◆ Work to complete
Quote the listing below in its entirety, omitting every image.

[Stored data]
====

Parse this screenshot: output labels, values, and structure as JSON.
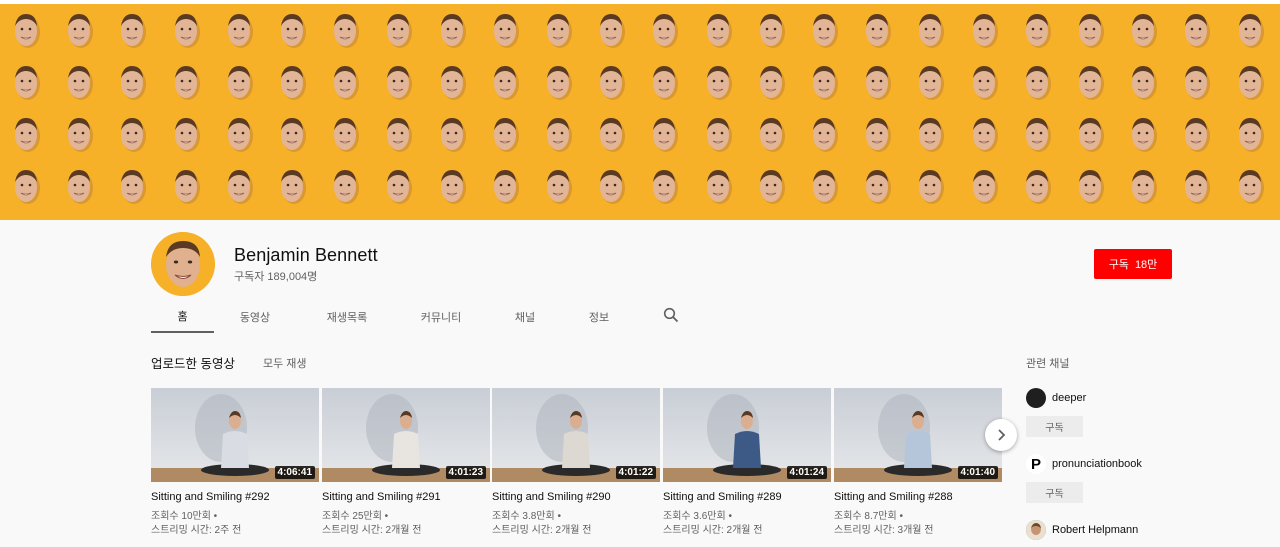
{
  "channel": {
    "name": "Benjamin Bennett",
    "subscribers": "구독자 189,004명",
    "subscribe_label": "구독",
    "subscribe_count": "18만",
    "brand_color": "#ff0000",
    "banner_color": "#f6b128"
  },
  "tabs": [
    {
      "label": "홈",
      "active": true
    },
    {
      "label": "동영상"
    },
    {
      "label": "재생목록"
    },
    {
      "label": "커뮤니티"
    },
    {
      "label": "채널"
    },
    {
      "label": "정보"
    }
  ],
  "search_icon": "search-icon",
  "uploads": {
    "title": "업로드한 동영상",
    "play_all": "모두 재생",
    "videos": [
      {
        "title": "Sitting and Smiling #292",
        "duration": "4:06:41",
        "views": "조회수 10만회 •",
        "streamed": "스트리밍 시간: 2주 전",
        "shirt": "#d9dde3"
      },
      {
        "title": "Sitting and Smiling #291",
        "duration": "4:01:23",
        "views": "조회수 25만회 •",
        "streamed": "스트리밍 시간: 2개월 전",
        "shirt": "#e8e4df"
      },
      {
        "title": "Sitting and Smiling #290",
        "duration": "4:01:22",
        "views": "조회수 3.8만회 •",
        "streamed": "스트리밍 시간: 2개월 전",
        "shirt": "#ddd8d2"
      },
      {
        "title": "Sitting and Smiling #289",
        "duration": "4:01:24",
        "views": "조회수 3.6만회 •",
        "streamed": "스트리밍 시간: 2개월 전",
        "shirt": "#3d5a86"
      },
      {
        "title": "Sitting and Smiling #288",
        "duration": "4:01:40",
        "views": "조회수 8.7만회 •",
        "streamed": "스트리밍 시간: 3개월 전",
        "shirt": "#b6c6da"
      }
    ]
  },
  "related": {
    "title": "관련 채널",
    "subscribe_label": "구독",
    "channels": [
      {
        "name": "deeper",
        "avatar_color": "#1f1f1f",
        "glyph": ""
      },
      {
        "name": "pronunciationbook",
        "avatar_color": "#ffffff",
        "glyph": "P"
      },
      {
        "name": "Robert Helpmann",
        "avatar_color": "#8a6a4a",
        "glyph": ""
      }
    ]
  }
}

====

◆ Finished answer
Parse this screenshot: output labels, values, and structure as JSON.
{
  "channel": {
    "name": "Benjamin Bennett",
    "subscribers": "구독자 189,004명",
    "subscribe_label": "구독",
    "subscribe_count": "18만",
    "brand_color": "#ff0000",
    "banner_color": "#f6b128"
  },
  "tabs": [
    {
      "label": "홈",
      "active": true
    },
    {
      "label": "동영상"
    },
    {
      "label": "재생목록"
    },
    {
      "label": "커뮤니티"
    },
    {
      "label": "채널"
    },
    {
      "label": "정보"
    }
  ],
  "search_icon": "search-icon",
  "uploads": {
    "title": "업로드한 동영상",
    "play_all": "모두 재생",
    "videos": [
      {
        "title": "Sitting and Smiling #292",
        "duration": "4:06:41",
        "views": "조회수 10만회 •",
        "streamed": "스트리밍 시간: 2주 전",
        "shirt": "#d9dde3"
      },
      {
        "title": "Sitting and Smiling #291",
        "duration": "4:01:23",
        "views": "조회수 25만회 •",
        "streamed": "스트리밍 시간: 2개월 전",
        "shirt": "#e8e4df"
      },
      {
        "title": "Sitting and Smiling #290",
        "duration": "4:01:22",
        "views": "조회수 3.8만회 •",
        "streamed": "스트리밍 시간: 2개월 전",
        "shirt": "#ddd8d2"
      },
      {
        "title": "Sitting and Smiling #289",
        "duration": "4:01:24",
        "views": "조회수 3.6만회 •",
        "streamed": "스트리밍 시간: 2개월 전",
        "shirt": "#3d5a86"
      },
      {
        "title": "Sitting and Smiling #288",
        "duration": "4:01:40",
        "views": "조회수 8.7만회 •",
        "streamed": "스트리밍 시간: 3개월 전",
        "shirt": "#b6c6da"
      }
    ]
  },
  "related": {
    "title": "관련 채널",
    "subscribe_label": "구독",
    "channels": [
      {
        "name": "deeper",
        "avatar_color": "#1f1f1f",
        "glyph": ""
      },
      {
        "name": "pronunciationbook",
        "avatar_color": "#ffffff",
        "glyph": "P"
      },
      {
        "name": "Robert Helpmann",
        "avatar_color": "#8a6a4a",
        "glyph": ""
      }
    ]
  }
}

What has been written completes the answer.